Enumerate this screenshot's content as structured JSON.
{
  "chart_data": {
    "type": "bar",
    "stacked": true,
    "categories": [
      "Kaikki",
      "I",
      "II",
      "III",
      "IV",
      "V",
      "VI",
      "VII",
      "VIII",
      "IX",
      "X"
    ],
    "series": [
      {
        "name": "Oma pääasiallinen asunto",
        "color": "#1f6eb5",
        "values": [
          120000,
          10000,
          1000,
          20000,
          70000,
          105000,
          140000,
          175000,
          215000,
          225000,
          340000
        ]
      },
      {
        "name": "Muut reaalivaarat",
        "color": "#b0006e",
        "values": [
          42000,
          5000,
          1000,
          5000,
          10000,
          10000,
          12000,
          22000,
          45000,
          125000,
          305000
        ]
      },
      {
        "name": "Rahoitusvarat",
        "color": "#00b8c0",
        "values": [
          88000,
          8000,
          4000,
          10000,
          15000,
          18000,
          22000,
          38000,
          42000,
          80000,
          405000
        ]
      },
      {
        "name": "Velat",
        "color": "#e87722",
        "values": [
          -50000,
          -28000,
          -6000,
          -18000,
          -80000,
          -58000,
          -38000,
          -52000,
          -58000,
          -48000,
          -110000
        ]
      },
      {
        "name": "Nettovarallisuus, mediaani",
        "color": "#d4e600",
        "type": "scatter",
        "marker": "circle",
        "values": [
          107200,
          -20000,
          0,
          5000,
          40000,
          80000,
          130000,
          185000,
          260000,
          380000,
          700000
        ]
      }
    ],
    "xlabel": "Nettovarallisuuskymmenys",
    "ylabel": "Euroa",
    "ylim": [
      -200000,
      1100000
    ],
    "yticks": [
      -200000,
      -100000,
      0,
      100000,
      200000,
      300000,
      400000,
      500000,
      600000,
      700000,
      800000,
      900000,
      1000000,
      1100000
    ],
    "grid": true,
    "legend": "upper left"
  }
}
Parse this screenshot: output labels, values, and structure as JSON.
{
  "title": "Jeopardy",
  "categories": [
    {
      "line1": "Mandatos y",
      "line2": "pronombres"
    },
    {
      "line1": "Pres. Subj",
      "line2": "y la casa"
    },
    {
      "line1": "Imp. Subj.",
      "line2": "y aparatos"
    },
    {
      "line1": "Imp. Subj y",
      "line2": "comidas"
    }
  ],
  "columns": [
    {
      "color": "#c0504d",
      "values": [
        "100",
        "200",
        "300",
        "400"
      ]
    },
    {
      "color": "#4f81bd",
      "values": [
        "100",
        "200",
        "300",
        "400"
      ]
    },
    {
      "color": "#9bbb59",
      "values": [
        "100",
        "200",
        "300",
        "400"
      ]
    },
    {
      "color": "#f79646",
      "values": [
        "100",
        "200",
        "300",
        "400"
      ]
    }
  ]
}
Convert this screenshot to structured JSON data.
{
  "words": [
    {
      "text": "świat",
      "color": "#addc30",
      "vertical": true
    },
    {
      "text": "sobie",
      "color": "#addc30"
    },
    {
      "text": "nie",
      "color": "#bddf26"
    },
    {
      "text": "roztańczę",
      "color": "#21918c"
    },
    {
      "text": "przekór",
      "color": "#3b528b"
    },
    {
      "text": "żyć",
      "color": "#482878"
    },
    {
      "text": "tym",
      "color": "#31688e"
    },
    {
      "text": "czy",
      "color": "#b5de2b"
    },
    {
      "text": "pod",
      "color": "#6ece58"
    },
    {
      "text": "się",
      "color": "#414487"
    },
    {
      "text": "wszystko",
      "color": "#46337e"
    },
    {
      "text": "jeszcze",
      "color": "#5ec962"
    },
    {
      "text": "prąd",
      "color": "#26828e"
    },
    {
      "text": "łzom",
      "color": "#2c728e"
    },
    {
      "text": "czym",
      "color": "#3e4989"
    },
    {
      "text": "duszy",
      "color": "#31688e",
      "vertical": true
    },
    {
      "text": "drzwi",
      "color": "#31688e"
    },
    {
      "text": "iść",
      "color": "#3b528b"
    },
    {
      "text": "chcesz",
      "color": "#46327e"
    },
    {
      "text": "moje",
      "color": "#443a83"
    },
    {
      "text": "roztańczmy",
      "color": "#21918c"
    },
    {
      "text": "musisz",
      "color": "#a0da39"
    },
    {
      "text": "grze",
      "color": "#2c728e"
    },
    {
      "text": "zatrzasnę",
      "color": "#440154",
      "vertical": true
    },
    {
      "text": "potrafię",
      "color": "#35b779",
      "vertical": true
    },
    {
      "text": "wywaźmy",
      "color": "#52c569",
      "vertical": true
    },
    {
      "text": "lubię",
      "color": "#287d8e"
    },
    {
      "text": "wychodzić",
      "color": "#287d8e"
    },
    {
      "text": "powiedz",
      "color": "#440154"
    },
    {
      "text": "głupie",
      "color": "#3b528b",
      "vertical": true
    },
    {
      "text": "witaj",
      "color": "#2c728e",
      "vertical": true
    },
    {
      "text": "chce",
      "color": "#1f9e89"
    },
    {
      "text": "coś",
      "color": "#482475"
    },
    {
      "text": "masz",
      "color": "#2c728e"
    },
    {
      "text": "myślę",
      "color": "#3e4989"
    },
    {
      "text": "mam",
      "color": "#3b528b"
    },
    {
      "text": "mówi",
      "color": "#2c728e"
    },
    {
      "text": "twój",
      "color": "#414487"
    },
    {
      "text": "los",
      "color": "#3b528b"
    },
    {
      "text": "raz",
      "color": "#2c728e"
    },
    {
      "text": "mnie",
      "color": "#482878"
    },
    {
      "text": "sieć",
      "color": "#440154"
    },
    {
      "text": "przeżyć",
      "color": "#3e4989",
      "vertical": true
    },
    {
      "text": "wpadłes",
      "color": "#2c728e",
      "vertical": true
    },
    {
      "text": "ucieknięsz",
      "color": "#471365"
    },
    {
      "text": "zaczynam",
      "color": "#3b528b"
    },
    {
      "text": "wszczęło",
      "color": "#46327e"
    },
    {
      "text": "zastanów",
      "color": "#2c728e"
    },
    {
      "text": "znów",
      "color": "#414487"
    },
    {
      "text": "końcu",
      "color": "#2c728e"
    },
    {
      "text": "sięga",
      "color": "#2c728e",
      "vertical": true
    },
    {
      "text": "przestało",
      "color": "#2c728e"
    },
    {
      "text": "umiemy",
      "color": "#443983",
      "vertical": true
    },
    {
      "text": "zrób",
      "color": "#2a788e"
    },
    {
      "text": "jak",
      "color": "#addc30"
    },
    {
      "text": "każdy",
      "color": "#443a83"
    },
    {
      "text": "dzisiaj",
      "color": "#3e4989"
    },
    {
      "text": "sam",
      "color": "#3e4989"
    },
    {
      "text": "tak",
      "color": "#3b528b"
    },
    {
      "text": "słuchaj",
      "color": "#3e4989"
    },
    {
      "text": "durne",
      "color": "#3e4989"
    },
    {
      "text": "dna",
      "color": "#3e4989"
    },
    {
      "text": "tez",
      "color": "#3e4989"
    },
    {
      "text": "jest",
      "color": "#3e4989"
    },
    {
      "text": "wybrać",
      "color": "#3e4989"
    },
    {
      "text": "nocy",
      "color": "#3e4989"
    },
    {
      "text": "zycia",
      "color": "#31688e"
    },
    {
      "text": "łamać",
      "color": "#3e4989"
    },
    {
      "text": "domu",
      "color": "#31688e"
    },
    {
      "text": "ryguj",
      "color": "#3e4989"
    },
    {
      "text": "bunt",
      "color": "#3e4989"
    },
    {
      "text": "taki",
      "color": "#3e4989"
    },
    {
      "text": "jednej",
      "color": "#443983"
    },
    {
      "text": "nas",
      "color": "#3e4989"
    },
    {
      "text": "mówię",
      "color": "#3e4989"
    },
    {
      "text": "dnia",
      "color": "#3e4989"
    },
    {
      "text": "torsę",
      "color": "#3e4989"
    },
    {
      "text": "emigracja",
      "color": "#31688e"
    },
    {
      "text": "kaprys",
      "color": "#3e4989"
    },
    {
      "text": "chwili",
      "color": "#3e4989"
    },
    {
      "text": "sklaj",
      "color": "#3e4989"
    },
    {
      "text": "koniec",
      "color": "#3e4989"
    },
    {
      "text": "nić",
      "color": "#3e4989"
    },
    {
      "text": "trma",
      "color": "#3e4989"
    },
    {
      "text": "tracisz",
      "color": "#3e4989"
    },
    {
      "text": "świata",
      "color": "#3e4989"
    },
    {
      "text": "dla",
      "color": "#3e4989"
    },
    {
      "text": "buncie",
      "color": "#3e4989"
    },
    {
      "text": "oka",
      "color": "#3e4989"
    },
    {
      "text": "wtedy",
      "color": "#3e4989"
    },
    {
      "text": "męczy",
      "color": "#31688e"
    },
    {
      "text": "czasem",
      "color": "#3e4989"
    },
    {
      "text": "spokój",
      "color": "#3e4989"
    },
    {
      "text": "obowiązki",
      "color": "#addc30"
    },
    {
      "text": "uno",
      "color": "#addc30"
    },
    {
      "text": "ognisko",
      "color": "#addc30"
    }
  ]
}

····················

## EXERCISE DETAILS
Copy each line that holds the word "screenshot".

## COMPLETED EXERCISE
Enumerate this screenshot's content as structured JSON.
Parse this screenshot: output labels, values, and structure as JSON.
Convert this screenshot to structured JSON data.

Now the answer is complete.